* GIVEN TASK: Count every line that has the word "выплаты". Give the number, without anything more.

* DATASET ENTRIES:
○ ○ ○
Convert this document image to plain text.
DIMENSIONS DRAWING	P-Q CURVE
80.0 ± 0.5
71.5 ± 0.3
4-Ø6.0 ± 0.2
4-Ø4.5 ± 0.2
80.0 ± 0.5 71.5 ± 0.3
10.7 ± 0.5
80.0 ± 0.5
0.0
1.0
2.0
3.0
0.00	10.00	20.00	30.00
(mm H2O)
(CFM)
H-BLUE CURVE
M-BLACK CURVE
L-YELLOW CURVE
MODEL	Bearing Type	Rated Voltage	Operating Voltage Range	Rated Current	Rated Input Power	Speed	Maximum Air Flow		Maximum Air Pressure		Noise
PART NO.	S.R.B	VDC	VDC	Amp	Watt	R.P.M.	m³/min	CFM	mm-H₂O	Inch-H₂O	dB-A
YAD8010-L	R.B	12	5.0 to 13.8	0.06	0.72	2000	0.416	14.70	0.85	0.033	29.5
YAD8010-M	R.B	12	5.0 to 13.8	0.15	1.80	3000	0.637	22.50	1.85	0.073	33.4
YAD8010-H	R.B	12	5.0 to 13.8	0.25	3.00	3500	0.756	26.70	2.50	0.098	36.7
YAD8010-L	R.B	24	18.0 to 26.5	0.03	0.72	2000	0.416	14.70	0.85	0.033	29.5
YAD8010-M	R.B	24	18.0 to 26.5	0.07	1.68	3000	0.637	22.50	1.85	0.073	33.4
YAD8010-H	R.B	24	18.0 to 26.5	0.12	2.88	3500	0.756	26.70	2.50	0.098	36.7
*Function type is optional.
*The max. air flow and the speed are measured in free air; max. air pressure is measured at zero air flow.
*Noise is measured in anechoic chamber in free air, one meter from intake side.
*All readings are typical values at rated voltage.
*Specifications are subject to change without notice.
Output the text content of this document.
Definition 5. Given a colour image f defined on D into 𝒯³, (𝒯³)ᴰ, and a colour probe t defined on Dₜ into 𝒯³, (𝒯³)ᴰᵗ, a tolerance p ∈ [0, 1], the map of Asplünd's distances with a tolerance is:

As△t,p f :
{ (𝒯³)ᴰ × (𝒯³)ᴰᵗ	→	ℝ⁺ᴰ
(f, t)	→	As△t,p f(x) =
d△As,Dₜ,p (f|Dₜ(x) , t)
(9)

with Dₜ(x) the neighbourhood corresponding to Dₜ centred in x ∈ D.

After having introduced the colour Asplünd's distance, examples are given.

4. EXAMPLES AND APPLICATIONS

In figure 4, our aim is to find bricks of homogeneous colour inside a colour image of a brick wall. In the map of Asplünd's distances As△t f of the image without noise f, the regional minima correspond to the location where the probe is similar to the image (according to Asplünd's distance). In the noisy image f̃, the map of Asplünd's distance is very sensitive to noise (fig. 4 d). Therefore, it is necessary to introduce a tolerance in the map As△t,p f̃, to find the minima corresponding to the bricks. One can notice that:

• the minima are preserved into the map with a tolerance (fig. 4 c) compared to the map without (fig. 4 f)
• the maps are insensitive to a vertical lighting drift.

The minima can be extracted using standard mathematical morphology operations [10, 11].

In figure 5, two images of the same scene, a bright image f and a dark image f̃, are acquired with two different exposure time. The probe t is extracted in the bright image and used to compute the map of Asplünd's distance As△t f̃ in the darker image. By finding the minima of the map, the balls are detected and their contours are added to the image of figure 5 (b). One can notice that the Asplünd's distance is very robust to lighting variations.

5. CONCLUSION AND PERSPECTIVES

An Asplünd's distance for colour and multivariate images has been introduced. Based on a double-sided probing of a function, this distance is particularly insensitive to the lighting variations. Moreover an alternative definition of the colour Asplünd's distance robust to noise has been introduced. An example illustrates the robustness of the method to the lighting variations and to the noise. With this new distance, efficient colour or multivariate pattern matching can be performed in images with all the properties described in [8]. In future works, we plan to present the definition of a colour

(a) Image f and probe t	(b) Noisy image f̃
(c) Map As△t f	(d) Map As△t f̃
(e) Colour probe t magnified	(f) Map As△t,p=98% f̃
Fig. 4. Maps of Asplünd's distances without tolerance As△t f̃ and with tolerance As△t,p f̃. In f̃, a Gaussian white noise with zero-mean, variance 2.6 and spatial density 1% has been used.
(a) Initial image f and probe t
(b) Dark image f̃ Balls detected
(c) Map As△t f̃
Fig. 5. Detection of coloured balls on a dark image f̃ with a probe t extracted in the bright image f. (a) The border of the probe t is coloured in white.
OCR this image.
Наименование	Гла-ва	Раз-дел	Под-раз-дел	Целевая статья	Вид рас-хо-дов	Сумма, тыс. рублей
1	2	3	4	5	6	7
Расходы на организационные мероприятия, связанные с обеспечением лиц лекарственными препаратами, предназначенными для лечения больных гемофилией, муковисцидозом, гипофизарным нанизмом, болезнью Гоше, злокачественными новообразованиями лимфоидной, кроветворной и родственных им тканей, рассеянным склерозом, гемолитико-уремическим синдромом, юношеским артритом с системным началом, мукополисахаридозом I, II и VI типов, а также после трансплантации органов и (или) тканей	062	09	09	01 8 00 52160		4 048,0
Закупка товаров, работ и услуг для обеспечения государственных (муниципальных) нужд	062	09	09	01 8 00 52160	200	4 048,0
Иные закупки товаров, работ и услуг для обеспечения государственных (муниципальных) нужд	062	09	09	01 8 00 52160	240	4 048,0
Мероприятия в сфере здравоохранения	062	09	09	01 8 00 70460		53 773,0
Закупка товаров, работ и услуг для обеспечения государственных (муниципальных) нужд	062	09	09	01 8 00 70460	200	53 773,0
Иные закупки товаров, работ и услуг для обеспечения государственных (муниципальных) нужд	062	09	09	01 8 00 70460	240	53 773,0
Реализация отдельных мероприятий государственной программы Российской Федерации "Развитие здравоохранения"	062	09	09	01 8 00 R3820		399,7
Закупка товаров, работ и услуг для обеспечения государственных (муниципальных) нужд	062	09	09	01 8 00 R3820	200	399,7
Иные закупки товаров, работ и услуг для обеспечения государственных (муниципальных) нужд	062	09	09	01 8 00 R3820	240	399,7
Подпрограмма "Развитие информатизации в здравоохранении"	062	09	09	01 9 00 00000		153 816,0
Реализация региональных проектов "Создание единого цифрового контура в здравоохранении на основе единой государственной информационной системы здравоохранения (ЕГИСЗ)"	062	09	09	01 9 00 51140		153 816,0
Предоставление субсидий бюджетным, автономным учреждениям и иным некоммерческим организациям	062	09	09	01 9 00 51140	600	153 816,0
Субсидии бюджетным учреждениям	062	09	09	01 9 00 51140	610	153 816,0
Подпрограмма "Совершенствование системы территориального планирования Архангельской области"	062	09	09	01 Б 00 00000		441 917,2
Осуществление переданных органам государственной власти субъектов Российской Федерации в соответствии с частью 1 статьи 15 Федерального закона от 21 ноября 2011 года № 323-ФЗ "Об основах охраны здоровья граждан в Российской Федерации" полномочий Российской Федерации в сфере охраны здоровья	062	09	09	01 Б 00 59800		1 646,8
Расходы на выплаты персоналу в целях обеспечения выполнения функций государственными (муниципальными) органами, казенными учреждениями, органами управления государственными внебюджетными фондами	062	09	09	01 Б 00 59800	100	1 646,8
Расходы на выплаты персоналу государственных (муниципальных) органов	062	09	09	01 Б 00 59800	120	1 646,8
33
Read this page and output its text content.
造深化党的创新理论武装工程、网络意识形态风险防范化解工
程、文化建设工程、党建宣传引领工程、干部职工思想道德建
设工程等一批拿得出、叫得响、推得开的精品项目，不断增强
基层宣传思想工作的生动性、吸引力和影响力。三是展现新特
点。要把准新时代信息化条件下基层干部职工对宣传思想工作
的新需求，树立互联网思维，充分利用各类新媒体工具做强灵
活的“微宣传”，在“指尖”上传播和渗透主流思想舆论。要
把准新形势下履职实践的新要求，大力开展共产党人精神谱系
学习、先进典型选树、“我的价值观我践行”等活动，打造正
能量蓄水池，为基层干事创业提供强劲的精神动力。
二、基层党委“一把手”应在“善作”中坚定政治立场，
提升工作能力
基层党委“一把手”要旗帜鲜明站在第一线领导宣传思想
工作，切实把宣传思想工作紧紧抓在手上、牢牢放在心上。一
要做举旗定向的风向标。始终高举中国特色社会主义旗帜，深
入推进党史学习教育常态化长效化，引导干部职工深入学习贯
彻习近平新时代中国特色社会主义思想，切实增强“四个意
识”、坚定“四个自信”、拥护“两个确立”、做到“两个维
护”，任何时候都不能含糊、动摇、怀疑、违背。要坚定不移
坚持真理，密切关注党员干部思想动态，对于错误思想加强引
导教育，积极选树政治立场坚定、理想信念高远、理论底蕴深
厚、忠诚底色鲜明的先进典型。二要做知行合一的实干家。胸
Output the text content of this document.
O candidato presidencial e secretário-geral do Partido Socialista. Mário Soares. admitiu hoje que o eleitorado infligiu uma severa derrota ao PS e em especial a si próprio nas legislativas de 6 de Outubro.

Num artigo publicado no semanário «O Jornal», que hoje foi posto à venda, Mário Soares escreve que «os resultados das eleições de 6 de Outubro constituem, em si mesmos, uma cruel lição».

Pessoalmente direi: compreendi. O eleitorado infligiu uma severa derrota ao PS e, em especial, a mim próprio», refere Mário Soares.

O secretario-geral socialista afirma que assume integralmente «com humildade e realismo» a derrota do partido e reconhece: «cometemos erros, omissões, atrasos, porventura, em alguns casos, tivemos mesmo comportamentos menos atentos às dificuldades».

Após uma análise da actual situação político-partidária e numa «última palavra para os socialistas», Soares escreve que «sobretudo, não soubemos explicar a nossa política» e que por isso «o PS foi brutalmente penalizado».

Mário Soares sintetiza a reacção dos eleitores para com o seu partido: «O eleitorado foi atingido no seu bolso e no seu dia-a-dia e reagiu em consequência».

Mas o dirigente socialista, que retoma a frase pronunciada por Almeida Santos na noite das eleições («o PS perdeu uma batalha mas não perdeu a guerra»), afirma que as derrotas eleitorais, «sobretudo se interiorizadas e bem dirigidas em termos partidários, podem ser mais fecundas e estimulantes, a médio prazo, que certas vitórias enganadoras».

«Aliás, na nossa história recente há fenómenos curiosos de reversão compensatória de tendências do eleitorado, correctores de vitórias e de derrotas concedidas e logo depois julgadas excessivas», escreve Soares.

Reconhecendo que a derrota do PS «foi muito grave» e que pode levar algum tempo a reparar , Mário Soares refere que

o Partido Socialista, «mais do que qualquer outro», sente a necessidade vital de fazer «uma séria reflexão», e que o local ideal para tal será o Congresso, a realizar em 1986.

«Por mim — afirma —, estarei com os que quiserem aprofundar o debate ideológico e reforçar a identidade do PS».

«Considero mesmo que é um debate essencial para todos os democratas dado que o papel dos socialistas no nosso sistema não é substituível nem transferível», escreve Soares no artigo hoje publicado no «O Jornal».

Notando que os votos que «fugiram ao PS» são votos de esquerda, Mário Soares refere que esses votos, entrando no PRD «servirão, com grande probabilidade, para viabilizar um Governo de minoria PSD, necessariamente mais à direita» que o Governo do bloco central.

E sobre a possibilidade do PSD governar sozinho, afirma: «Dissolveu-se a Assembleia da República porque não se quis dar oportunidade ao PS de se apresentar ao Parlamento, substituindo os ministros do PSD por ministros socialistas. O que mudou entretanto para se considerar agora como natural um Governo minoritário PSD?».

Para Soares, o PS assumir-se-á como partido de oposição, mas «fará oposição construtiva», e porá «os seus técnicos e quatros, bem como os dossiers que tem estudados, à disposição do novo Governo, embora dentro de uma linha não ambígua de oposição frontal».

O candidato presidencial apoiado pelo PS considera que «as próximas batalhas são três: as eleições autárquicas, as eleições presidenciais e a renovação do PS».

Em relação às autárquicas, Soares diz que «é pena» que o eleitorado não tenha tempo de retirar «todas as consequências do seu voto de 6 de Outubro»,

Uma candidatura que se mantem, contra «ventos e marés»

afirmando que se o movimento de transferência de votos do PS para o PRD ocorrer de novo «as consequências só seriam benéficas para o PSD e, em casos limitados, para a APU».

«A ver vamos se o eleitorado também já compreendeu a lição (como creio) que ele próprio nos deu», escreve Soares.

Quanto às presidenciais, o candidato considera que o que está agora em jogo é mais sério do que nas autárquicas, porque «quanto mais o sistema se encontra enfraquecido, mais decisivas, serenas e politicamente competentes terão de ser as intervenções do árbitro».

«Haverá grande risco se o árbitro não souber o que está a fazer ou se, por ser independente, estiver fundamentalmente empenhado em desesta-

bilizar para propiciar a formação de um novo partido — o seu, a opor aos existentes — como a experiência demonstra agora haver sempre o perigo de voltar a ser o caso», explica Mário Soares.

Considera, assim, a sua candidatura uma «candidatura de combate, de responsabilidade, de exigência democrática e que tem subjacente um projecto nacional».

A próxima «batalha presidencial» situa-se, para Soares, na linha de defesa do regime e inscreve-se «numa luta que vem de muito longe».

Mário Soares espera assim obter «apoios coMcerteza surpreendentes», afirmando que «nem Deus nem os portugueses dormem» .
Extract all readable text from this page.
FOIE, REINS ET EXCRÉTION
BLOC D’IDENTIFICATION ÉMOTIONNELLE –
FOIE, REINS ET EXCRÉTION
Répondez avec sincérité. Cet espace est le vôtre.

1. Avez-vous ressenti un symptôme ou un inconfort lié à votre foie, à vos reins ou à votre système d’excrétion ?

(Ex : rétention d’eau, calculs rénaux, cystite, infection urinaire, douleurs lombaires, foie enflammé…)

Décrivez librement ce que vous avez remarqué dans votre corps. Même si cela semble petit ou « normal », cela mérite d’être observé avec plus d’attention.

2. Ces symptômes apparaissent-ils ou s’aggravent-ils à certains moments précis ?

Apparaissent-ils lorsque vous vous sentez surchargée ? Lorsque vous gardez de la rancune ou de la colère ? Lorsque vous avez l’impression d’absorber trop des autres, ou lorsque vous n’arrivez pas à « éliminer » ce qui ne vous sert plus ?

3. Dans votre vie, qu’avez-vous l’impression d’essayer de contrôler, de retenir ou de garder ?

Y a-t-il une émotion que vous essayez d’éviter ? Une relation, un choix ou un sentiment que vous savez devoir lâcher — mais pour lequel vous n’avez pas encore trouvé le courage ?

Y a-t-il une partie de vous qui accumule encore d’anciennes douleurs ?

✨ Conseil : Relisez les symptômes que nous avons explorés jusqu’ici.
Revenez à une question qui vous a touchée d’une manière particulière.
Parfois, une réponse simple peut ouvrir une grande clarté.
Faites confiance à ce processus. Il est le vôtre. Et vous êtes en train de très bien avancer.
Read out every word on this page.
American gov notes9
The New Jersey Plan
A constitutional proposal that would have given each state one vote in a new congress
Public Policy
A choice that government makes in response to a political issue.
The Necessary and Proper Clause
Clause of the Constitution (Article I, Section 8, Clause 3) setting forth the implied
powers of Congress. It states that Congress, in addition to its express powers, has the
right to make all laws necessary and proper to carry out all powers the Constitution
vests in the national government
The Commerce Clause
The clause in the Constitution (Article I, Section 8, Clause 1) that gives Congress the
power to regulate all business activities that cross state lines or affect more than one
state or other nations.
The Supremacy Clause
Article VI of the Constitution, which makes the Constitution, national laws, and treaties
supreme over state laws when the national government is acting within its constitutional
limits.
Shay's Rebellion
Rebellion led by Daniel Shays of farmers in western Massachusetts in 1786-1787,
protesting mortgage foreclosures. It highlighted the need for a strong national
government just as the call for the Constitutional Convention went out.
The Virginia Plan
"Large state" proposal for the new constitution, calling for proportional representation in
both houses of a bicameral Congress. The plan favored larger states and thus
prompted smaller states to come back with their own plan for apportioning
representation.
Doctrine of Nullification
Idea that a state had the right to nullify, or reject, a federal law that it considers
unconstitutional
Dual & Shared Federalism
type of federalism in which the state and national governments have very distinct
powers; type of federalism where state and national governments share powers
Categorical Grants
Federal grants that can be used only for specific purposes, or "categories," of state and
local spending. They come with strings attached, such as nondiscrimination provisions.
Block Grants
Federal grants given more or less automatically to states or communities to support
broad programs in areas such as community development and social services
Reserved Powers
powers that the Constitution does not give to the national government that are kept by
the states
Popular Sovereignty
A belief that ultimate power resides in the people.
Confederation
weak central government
○ ○ ○
* EXPECTED OUTPUT: 2